→ Direction:
Go through the listing below and list every line with "text".

→ Data to process:
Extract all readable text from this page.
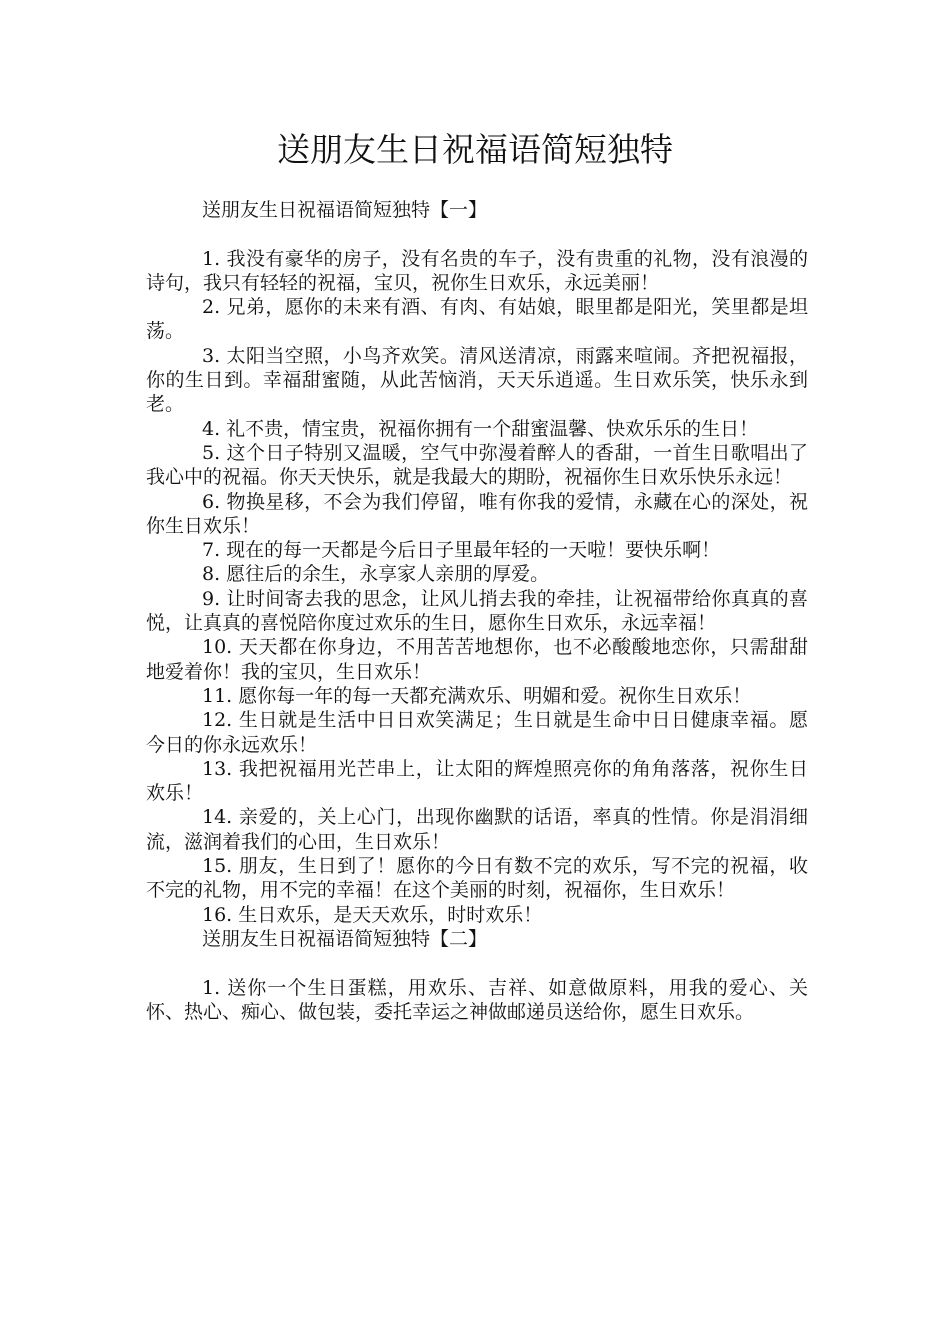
送朋友生日祝福语简短独特

送朋友生日祝福语简短独特【一】

1. 我没有豪华的房子，没有名贵的车子，没有贵重的礼物，没有浪漫的诗句，我只有轻轻的祝福，宝贝，祝你生日欢乐，永远美丽！

2. 兄弟，愿你的未来有酒、有肉、有姑娘，眼里都是阳光，笑里都是坦荡。

3. 太阳当空照，小鸟齐欢笑。清风送清凉，雨露来喧闹。齐把祝福报，你的生日到。幸福甜蜜随，从此苦恼消，天天乐逍遥。生日欢乐笑，快乐永到老。

4. 礼不贵，情宝贵，祝福你拥有一个甜蜜温馨、快欢乐乐的生日！

5. 这个日子特别又温暖，空气中弥漫着醉人的香甜，一首生日歌唱出了我心中的祝福。你天天快乐，就是我最大的期盼，祝福你生日欢乐快乐永远！

6. 物换星移，不会为我们停留，唯有你我的爱情，永藏在心的深处，祝你生日欢乐！

7. 现在的每一天都是今后日子里最年轻的一天啦！要快乐啊！

8. 愿往后的余生，永享家人亲朋的厚爱。

9. 让时间寄去我的思念，让风儿捎去我的牵挂，让祝福带给你真真的喜悦，让真真的喜悦陪你度过欢乐的生日，愿你生日欢乐，永远幸福！

10. 天天都在你身边，不用苦苦地想你，也不必酸酸地恋你，只需甜甜地爱着你！我的宝贝，生日欢乐！

11. 愿你每一年的每一天都充满欢乐、明媚和爱。祝你生日欢乐！

12. 生日就是生活中日日欢笑满足；生日就是生命中日日健康幸福。愿今日的你永远欢乐！

13. 我把祝福用光芒串上，让太阳的辉煌照亮你的角角落落，祝你生日欢乐！

14. 亲爱的，关上心门，出现你幽默的话语，率真的性情。你是涓涓细流，滋润着我们的心田，生日欢乐！

15. 朋友，生日到了！愿你的今日有数不完的欢乐，写不完的祝福，收不完的礼物，用不完的幸福！在这个美丽的时刻，祝福你，生日欢乐！

16. 生日欢乐，是天天欢乐，时时欢乐！

送朋友生日祝福语简短独特【二】

1. 送你一个生日蛋糕，用欢乐、吉祥、如意做原料，用我的爱心、关怀、热心、痴心、做包装，委托幸运之神做邮递员送给你，愿生日欢乐。
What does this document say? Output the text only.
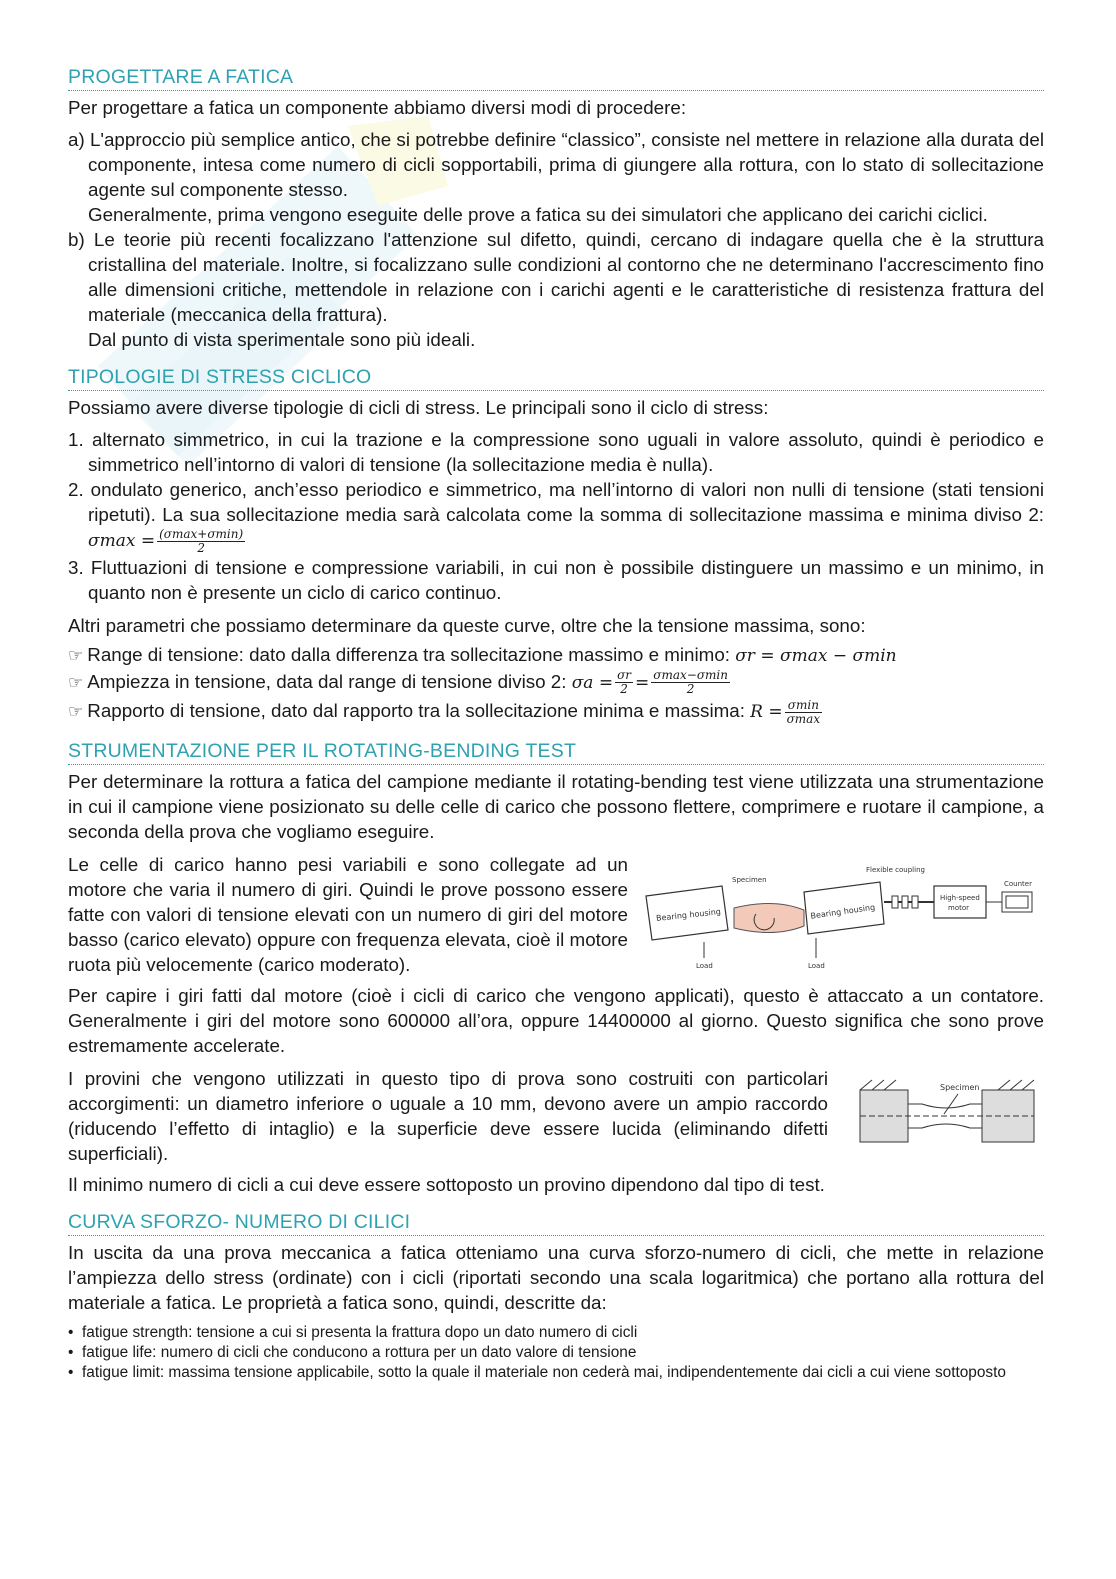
PROGETTARE A FATICA

Per progettare a fatica un componente abbiamo diversi modi di procedere:

a) L'approccio più semplice antico, che si potrebbe definire “classico”, consiste nel mettere in relazione alla durata del componente, intesa come numero di cicli sopportabili, prima di giungere alla rottura, con lo stato di sollecitazione agente sul componente stesso.
Generalmente, prima vengono eseguite delle prove a fatica su dei simulatori che applicano dei carichi ciclici.
b) Le teorie più recenti focalizzano l'attenzione sul difetto, quindi, cercano di indagare quella che è la struttura cristallina del materiale. Inoltre, si focalizzano sulle condizioni al contorno che ne determinano l'accrescimento fino alle dimensioni critiche, mettendole in relazione con i carichi agenti e le caratteristiche di resistenza frattura del materiale (meccanica della frattura).
Dal punto di vista sperimentale sono più ideali.
TIPOLOGIE DI STRESS CICLICO

Possiamo avere diverse tipologie di cicli di stress. Le principali sono il ciclo di stress:

1. alternato simmetrico, in cui la trazione e la compressione sono uguali in valore assoluto, quindi è periodico e simmetrico nell’intorno di valori di tensione (la sollecitazione media è nulla).
2. ondulato generico, anch’esso periodico e simmetrico, ma nell’intorno di valori non nulli di tensione (stati tensioni ripetuti). La sua sollecitazione media sarà calcolata come la somma di sollecitazione massima e minima diviso 2: $\sigma\max = \frac{(\sigma\max+\sigma\min)}{2}$
3. Fluttuazioni di tensione e compressione variabili, in cui non è possibile distinguere un massimo e un minimo, in quanto non è presente un ciclo di carico continuo.

Altri parametri che possiamo determinare da queste curve, oltre che la tensione massima, sono:

☞ Range di tensione: dato dalla differenza tra sollecitazione massimo e minimo: σr = σmax − σmin
☞ Ampiezza in tensione, data dal range di tensione diviso 2: $\sigma a = \frac{\sigma r}{2} = \frac{\sigma\max-\sigma\min}{2}$
☞ Rapporto di tensione, dato dal rapporto tra la sollecitazione minima e massima: $R = \frac{\sigma\min}{\sigma\max}$
STRUMENTAZIONE PER IL ROTATING-BENDING TEST

Per determinare la rottura a fatica del campione mediante il rotating-bending test viene utilizzata una strumentazione in cui il campione viene posizionato su delle celle di carico che possono flettere, comprimere e ruotare il campione, a seconda della prova che vogliamo eseguire.

Le celle di carico hanno pesi variabili e sono collegate ad un motore che varia il numero di giri. Quindi le prove possono essere fatte con valori di tensione elevati con un numero di giri del motore basso (carico elevato) oppure con frequenza elevata, cioè il motore ruota più velocemente (carico moderato).

Bearing housing	Bearing housing
Specimen
Load	Load
Flexible coupling
High-speed
motor
Counter

Per capire i giri fatti dal motore (cioè i cicli di carico che vengono applicati), questo è attaccato a un contatore. Generalmente i giri del motore sono 600000 all’ora, oppure 14400000 al giorno. Questo significa che sono prove estremamente accelerate.

I provini che vengono utilizzati in questo tipo di prova sono costruiti con particolari accorgimenti: un diametro inferiore o uguale a 10 mm, devono avere un ampio raccordo (riducendo l’effetto di intaglio) e la superficie deve essere lucida (eliminando difetti superficiali).

Specimen

Il minimo numero di cicli a cui deve essere sottoposto un provino dipendono dal tipo di test.

CURVA SFORZO- NUMERO DI CILICI

In uscita da una prova meccanica a fatica otteniamo una curva sforzo-numero di cicli, che mette in relazione l’ampiezza dello stress (ordinate) con i cicli (riportati secondo una scala logaritmica) che portano alla rottura del materiale a fatica. Le proprietà a fatica sono, quindi, descritte da:

• fatigue strength: tensione a cui si presenta la frattura dopo un dato numero di cicli
• fatigue life: numero di cicli che conducono a rottura per un dato valore di tensione
• fatigue limit: massima tensione applicabile, sotto la quale il materiale non cederà mai, indipendentemente dai cicli a cui viene sottoposto
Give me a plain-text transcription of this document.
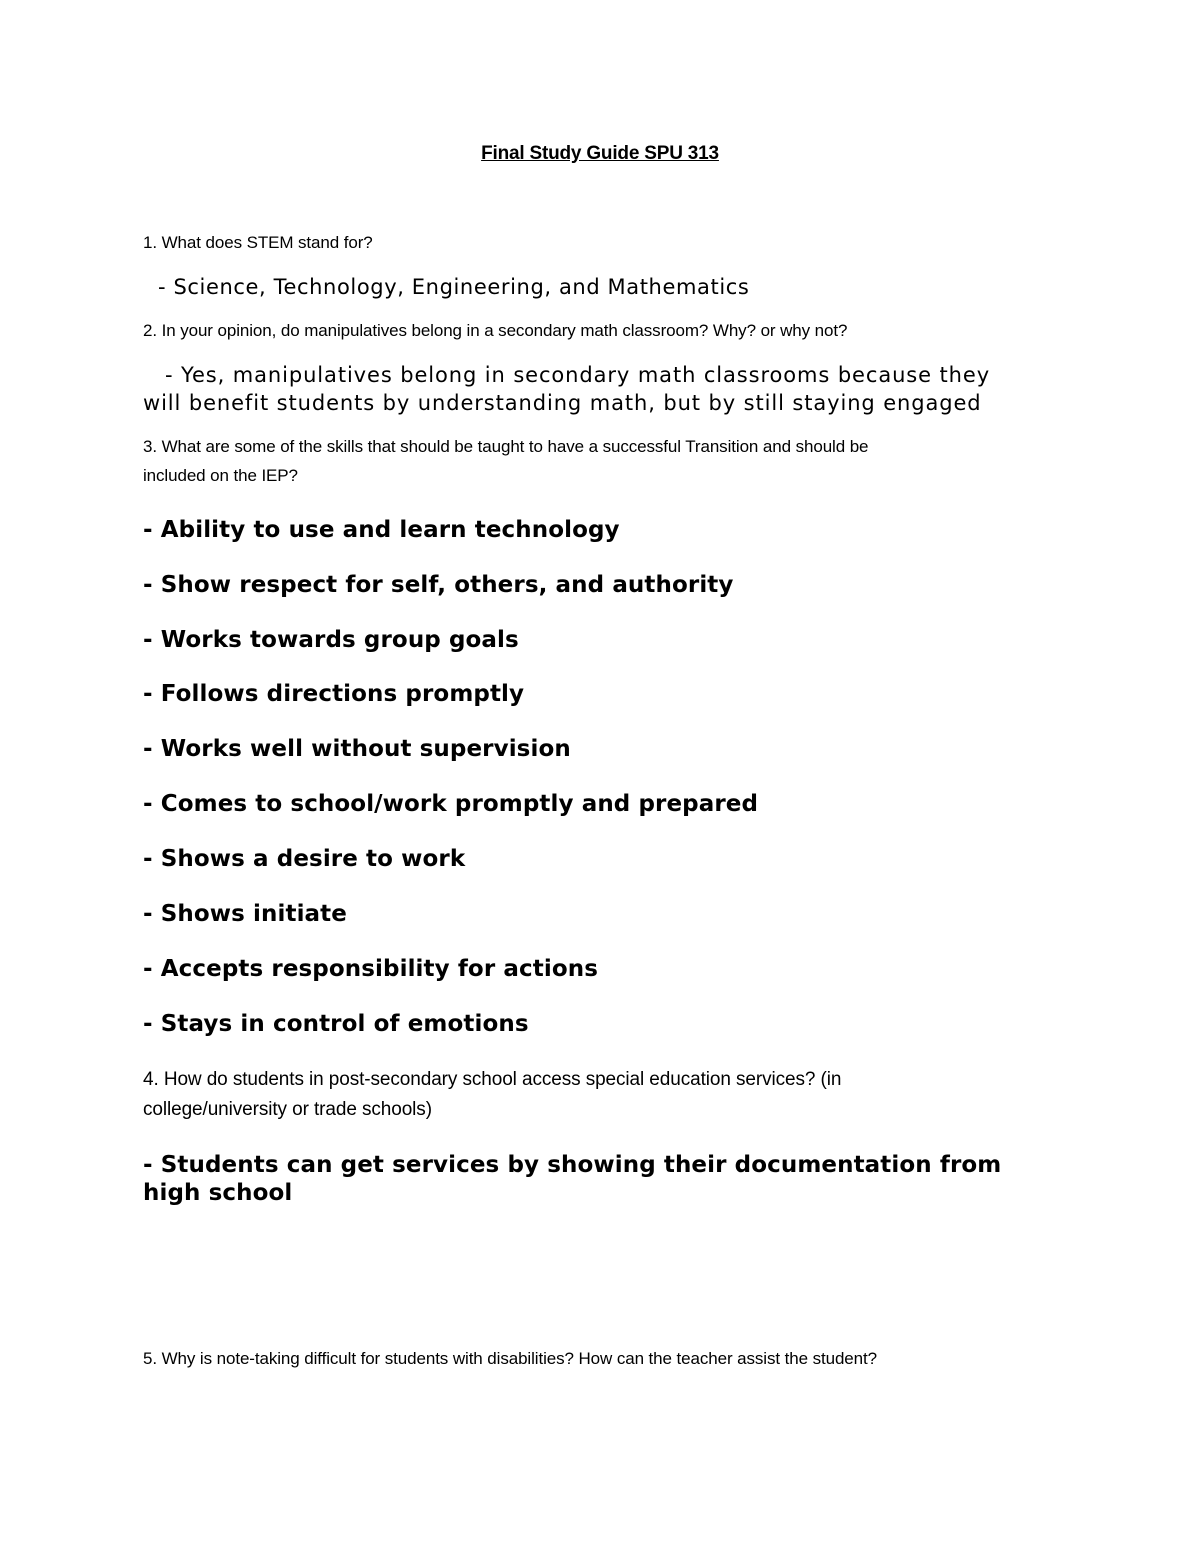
Final Study Guide SPU 313

1. What does STEM stand for?

- Science, Technology, Engineering, and Mathematics

2. In your opinion, do manipulatives belong in a secondary math classroom? Why? or why not?

- Yes, manipulatives belong in secondary math classrooms because they

will benefit students by understanding math, but by still staying engaged

3. What are some of the skills that should be taught to have a successful Transition and should be

included on the IEP?

- Ability to use and learn technology

- Show respect for self, others, and authority

- Works towards group goals

- Follows directions promptly

- Works well without supervision

- Comes to school/work promptly and prepared

- Shows a desire to work

- Shows initiate

- Accepts responsibility for actions

- Stays in control of emotions

4. How do students in post-secondary school access special education services? (in

college/university or trade schools)

- Students can get services by showing their documentation from

high school

5. Why is note-taking difficult for students with disabilities? How can the teacher assist the student?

→ Exercise result:
Extract all readable text from this page.
What does this document say? Output the text only.
Give me a plain-text transcription of this document.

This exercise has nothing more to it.